Data provided:
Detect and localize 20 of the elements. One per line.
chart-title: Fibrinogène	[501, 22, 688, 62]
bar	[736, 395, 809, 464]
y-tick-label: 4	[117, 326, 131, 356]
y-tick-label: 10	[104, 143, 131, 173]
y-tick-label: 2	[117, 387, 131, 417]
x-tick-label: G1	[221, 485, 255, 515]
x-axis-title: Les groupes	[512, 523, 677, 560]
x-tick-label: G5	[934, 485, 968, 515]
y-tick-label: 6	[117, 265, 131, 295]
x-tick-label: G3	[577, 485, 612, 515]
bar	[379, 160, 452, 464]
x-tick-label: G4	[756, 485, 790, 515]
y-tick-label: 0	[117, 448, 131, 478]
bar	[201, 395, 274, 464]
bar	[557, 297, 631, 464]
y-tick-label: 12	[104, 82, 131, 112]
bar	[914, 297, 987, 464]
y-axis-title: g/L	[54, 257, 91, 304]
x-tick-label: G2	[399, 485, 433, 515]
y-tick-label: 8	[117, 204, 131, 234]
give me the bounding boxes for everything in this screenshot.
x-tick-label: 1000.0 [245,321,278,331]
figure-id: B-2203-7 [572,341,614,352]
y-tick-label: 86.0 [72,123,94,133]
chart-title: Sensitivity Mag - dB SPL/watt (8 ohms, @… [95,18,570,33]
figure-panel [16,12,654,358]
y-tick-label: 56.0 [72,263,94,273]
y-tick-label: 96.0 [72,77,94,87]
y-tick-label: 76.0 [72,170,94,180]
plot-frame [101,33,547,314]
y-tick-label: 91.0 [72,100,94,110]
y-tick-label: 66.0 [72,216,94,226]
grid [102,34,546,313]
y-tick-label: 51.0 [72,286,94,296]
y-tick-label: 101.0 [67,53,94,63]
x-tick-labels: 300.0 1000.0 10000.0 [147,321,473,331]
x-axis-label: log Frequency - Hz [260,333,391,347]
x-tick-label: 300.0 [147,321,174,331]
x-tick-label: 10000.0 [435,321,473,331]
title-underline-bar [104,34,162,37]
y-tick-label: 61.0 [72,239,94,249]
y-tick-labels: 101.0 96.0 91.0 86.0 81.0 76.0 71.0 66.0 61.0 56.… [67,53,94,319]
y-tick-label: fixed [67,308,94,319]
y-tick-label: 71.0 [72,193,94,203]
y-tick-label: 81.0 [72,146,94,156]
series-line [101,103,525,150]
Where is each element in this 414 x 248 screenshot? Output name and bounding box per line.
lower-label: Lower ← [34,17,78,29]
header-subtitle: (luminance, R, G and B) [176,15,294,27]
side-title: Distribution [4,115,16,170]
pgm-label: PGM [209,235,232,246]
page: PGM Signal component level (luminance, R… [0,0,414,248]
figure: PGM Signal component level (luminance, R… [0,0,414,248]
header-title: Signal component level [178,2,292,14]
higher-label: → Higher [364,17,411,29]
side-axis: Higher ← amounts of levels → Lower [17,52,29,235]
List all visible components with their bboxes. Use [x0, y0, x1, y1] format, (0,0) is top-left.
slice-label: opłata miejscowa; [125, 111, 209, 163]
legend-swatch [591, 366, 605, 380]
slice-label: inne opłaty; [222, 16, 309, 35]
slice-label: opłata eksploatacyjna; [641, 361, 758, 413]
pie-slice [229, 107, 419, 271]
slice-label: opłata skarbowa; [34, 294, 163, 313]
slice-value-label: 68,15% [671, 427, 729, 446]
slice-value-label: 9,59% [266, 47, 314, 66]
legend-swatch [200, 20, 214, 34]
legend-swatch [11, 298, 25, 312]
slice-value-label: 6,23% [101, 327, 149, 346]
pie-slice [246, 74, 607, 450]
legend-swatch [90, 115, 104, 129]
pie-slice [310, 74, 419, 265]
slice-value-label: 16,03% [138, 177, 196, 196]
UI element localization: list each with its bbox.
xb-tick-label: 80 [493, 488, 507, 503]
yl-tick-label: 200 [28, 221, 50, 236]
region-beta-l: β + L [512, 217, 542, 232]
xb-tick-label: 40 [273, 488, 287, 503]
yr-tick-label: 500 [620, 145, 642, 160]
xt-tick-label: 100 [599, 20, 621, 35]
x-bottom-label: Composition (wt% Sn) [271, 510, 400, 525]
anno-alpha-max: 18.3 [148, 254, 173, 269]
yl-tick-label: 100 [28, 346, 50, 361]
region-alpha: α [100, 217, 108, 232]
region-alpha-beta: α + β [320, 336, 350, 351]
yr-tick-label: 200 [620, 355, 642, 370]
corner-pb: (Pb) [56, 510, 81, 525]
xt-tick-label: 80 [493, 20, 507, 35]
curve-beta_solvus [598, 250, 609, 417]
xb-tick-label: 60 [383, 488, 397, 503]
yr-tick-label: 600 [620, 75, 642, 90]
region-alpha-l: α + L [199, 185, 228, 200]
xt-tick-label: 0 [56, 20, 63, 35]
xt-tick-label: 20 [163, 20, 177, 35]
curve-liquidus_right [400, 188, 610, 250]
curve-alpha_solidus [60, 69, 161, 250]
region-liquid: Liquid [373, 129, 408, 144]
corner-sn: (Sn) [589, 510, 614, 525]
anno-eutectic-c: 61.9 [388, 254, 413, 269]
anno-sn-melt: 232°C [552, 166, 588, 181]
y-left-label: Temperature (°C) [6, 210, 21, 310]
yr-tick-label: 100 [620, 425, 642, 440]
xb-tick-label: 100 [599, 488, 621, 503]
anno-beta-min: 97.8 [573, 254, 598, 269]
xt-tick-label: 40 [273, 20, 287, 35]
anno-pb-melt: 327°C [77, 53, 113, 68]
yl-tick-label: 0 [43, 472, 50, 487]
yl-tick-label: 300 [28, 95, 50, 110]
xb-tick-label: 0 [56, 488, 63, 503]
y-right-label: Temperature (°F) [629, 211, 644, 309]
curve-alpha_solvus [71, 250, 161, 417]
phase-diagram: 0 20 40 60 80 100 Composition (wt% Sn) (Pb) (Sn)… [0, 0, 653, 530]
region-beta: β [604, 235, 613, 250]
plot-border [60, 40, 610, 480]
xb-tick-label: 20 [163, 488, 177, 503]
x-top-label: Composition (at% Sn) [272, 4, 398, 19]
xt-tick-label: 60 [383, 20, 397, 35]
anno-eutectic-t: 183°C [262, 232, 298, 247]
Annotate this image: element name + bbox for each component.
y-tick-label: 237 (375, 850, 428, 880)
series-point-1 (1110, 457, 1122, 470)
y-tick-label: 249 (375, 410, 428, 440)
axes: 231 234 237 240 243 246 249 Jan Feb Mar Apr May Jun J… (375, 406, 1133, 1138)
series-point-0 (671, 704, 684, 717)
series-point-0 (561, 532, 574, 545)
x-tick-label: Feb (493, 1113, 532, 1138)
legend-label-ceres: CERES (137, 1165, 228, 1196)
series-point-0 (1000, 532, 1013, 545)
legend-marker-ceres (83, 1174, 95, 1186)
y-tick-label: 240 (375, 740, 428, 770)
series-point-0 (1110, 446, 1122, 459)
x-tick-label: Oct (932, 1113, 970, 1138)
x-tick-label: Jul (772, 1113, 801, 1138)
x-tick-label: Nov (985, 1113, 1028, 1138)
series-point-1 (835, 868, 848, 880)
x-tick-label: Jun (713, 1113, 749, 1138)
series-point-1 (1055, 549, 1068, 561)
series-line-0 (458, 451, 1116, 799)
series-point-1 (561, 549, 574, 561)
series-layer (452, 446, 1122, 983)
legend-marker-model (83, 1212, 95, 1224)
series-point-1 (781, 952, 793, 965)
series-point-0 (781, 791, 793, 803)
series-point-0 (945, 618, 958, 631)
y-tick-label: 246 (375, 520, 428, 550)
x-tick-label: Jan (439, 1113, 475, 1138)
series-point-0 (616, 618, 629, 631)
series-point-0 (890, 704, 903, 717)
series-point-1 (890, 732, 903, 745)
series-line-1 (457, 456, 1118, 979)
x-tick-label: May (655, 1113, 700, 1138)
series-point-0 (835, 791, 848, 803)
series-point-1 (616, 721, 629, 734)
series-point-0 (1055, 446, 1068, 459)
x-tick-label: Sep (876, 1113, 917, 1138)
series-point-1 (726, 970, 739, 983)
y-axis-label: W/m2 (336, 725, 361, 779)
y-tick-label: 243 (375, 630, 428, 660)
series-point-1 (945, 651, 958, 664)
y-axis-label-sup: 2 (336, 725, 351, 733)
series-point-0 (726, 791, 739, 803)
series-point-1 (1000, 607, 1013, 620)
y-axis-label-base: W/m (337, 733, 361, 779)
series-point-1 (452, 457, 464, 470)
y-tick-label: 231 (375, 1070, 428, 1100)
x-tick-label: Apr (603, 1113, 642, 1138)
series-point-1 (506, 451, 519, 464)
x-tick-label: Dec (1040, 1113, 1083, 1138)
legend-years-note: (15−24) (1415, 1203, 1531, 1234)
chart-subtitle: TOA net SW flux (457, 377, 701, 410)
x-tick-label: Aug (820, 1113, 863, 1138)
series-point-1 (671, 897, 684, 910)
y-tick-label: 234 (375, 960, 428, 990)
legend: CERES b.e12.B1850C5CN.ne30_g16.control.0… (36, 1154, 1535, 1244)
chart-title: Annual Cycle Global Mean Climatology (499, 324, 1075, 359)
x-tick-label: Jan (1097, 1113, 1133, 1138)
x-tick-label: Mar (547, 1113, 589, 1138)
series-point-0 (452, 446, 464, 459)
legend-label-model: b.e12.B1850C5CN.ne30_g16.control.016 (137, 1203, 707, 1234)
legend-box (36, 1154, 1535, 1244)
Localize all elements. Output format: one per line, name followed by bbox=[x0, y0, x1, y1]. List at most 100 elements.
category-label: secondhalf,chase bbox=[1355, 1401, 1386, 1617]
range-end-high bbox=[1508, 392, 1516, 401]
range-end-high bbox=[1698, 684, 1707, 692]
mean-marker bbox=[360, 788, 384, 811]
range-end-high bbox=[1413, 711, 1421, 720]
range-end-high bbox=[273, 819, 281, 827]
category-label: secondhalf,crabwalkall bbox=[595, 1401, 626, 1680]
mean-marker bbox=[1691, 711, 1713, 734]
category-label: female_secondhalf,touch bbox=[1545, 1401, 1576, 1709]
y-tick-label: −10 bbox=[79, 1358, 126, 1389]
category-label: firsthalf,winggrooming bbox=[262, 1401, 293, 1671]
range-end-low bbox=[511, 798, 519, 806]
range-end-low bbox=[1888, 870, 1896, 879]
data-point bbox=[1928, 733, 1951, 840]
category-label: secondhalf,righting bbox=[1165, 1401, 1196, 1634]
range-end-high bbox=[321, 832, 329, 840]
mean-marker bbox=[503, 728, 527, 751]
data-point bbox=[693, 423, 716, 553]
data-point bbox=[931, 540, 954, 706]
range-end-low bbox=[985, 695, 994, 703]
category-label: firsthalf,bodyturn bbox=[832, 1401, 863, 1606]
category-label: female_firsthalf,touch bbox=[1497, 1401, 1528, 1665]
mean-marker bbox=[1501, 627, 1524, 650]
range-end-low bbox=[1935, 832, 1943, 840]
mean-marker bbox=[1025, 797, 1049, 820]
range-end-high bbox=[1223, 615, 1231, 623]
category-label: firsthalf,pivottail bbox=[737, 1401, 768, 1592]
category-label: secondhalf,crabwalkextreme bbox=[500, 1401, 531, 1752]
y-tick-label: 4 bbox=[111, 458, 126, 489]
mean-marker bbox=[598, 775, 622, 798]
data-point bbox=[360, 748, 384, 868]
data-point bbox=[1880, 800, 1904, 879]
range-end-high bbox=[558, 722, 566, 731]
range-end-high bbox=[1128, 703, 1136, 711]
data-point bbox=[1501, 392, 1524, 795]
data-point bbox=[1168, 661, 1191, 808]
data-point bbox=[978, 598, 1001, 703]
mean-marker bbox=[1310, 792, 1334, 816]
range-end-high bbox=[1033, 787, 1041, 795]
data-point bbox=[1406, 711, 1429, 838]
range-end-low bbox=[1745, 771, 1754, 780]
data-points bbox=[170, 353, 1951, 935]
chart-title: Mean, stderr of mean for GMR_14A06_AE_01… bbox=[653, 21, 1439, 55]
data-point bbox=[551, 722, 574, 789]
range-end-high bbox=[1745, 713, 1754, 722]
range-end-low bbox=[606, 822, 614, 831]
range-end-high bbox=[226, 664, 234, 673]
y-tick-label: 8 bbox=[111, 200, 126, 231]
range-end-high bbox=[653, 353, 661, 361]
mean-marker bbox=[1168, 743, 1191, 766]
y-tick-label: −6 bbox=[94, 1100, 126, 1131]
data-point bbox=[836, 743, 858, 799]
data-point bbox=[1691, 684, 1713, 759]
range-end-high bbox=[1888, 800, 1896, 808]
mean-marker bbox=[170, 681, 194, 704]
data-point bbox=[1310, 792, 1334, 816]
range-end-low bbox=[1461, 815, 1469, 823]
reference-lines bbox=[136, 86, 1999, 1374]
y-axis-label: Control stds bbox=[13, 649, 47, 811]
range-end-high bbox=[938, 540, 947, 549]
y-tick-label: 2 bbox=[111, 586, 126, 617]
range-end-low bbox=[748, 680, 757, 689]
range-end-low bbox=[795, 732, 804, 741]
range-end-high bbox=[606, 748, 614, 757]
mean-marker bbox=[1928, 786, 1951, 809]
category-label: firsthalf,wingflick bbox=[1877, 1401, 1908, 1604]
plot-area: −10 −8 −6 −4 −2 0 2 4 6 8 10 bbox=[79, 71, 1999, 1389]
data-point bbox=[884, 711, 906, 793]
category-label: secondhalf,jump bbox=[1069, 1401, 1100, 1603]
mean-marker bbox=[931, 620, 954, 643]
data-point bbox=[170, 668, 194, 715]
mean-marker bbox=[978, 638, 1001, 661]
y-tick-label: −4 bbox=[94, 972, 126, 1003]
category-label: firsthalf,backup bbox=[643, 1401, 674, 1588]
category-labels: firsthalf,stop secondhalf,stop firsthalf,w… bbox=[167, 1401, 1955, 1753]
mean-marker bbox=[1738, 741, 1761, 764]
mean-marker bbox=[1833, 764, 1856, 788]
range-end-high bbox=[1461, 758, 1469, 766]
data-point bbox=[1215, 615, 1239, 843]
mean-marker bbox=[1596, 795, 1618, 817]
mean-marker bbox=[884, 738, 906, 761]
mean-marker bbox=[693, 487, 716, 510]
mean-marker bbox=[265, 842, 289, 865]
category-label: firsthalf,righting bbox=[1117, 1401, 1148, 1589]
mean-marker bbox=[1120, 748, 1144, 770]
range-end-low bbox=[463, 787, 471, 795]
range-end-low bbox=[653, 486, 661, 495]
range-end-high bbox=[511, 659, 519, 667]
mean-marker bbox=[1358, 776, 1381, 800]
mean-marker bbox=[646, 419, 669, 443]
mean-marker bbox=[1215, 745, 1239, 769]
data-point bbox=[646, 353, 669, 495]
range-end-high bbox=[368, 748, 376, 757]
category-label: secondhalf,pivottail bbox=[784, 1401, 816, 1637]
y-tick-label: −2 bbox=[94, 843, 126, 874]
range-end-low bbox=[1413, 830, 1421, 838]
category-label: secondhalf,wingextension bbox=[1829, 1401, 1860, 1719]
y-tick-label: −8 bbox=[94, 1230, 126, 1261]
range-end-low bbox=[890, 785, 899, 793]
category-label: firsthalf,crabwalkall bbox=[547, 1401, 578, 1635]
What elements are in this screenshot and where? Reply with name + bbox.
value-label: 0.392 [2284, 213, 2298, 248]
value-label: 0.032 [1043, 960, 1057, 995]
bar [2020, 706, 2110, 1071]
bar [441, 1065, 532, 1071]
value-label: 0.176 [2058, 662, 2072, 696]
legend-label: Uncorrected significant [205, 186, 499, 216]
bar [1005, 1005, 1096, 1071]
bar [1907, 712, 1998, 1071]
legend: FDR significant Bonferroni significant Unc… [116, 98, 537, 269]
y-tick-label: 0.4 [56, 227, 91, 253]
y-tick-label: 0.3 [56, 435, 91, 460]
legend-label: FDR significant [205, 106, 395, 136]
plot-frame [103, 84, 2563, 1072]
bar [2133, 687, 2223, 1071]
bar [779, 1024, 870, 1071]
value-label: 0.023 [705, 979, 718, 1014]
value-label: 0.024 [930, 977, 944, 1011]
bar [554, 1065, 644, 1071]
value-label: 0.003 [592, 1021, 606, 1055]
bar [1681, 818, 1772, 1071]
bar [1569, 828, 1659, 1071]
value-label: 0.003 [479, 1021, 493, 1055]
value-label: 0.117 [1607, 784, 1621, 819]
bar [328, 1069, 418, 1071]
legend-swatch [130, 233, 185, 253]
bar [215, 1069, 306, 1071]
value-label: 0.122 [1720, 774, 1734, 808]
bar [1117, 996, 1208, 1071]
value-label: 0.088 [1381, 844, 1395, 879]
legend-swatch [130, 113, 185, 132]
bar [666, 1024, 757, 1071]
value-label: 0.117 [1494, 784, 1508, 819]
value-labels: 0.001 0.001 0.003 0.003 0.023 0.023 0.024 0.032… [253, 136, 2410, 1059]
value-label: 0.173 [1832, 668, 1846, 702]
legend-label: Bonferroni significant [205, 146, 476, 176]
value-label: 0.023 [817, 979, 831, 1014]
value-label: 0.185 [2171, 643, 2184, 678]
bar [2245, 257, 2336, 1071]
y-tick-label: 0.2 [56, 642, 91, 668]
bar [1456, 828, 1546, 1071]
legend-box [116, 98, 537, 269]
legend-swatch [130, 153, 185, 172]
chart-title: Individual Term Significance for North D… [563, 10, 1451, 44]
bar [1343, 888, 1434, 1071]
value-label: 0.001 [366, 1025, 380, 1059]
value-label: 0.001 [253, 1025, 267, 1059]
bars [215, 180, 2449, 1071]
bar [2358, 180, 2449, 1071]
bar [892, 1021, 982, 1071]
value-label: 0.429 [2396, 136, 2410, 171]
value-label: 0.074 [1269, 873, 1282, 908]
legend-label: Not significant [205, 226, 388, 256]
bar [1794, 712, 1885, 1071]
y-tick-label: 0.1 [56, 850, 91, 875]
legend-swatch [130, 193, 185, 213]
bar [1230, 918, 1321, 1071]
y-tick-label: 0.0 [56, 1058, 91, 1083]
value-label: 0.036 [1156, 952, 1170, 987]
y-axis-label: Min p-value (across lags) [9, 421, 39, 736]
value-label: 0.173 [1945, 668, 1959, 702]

Directions for this task:
Rewrite the data from its first line up to and including the line that contains "page: PGM Signal" as a Markdown table with two columns, Row and Entry: Row holds each line's number, and Entry holds the line itself. Omit any blank lines.

Full solution:
| Row | Entry |
|---|---|
| 1 | Detect and localize 20 of the elements. One per line. |
| 2 | chart-title: Fibrinogène	[501, 22, 688, 62] |
| 3 | bar	[736, 395, 809, 464] |
| 4 | y-tick-label: 4	[117, 326, 131, 356] |
| 5 | y-tick-label: 10	[104, 143, 131, 173] |
| 6 | y-tick-label: 2	[117, 387, 131, 417] |
| 7 | x-tick-label: G1	[221, 485, 255, 515] |
| 8 | x-axis-title: Les groupes	[512, 523, 677, 560] |
| 9 | x-tick-label: G5	[934, 485, 968, 515] |
| 10 | y-tick-label: 6	[117, 265, 131, 295] |
| 11 | x-tick-label: G3	[577, 485, 612, 515] |
| 12 | bar	[379, 160, 452, 464] |
| 13 | x-tick-label: G4	[756, 485, 790, 515] |
| 14 | y-tick-label: 0	[117, 448, 131, 478] |
| 15 | bar	[201, 395, 274, 464] |
| 16 | bar	[557, 297, 631, 464] |
| 17 | y-tick-label: 12	[104, 82, 131, 112] |
| 18 | bar	[914, 297, 987, 464] |
| 19 | y-axis-title: g/L	[54, 257, 91, 304] |
| 20 | x-tick-label: G2	[399, 485, 433, 515] |
| 21 | y-tick-label: 8	[117, 204, 131, 234] |
| 22 | give me the bounding boxes for everything in this screenshot. |
| 23 | x-tick-label: 1000.0 [245,321,278,331] |
| 24 | figure-id: B-2203-7 [572,341,614,352] |
| 25 | y-tick-label: 86.0 [72,123,94,133] |
| 26 | chart-title: Sensitivity Mag - dB SPL/watt (8 ohms, @… [95,18,570,33] |
| 27 | figure-panel [16,12,654,358] |
| 28 | y-tick-label: 56.0 [72,263,94,273] |
| 29 | y-tick-label: 96.0 [72,77,94,87] |
| 30 | y-tick-label: 76.0 [72,170,94,180] |
| 31 | plot-frame [101,33,547,314] |
| 32 | y-tick-label: 91.0 [72,100,94,110] |
| 33 | y-tick-label: 66.0 [72,216,94,226] |
| 34 | grid [102,34,546,313] |
| 35 | y-tick-label: 51.0 [72,286,94,296] |
| 36 | y-tick-label: 101.0 [67,53,94,63] |
| 37 | x-tick-labels: 300.0 1000.0 10000.0 [147,321,473,331] |
| 38 | x-axis-label: log Frequency - Hz [260,333,391,347] |
| 39 | x-tick-label: 300.0 [147,321,174,331] |
| 40 | x-tick-label: 10000.0 [435,321,473,331] |
| 41 | title-underline-bar [104,34,162,37] |
| 42 | y-tick-label: 61.0 [72,239,94,249] |
| 43 | y-tick-labels: 101.0 96.0 91.0 86.0 81.0 76.0 71.0 66.0 61.0 56.… [67,53,94,319] |
| 44 | y-tick-label: fixed [67,308,94,319] |
| 45 | y-tick-label: 71.0 [72,193,94,203] |
| 46 | y-tick-label: 81.0 [72,146,94,156] |
| 47 | series-line [101,103,525,150] |
| 48 | Where is each element in this 414 x 248 screenshot? Output name and bounding box per line. |
| 49 | lower-label: Lower ← [34,17,78,29] |
| 50 | header-subtitle: (luminance, R, G and B) [176,15,294,27] |
| 51 | side-title: Distribution [4,115,16,170] |
| 52 | pgm-label: PGM [209,235,232,246] |
| 53 | page: PGM Signal component level (luminance, R… [0,0,414,248] |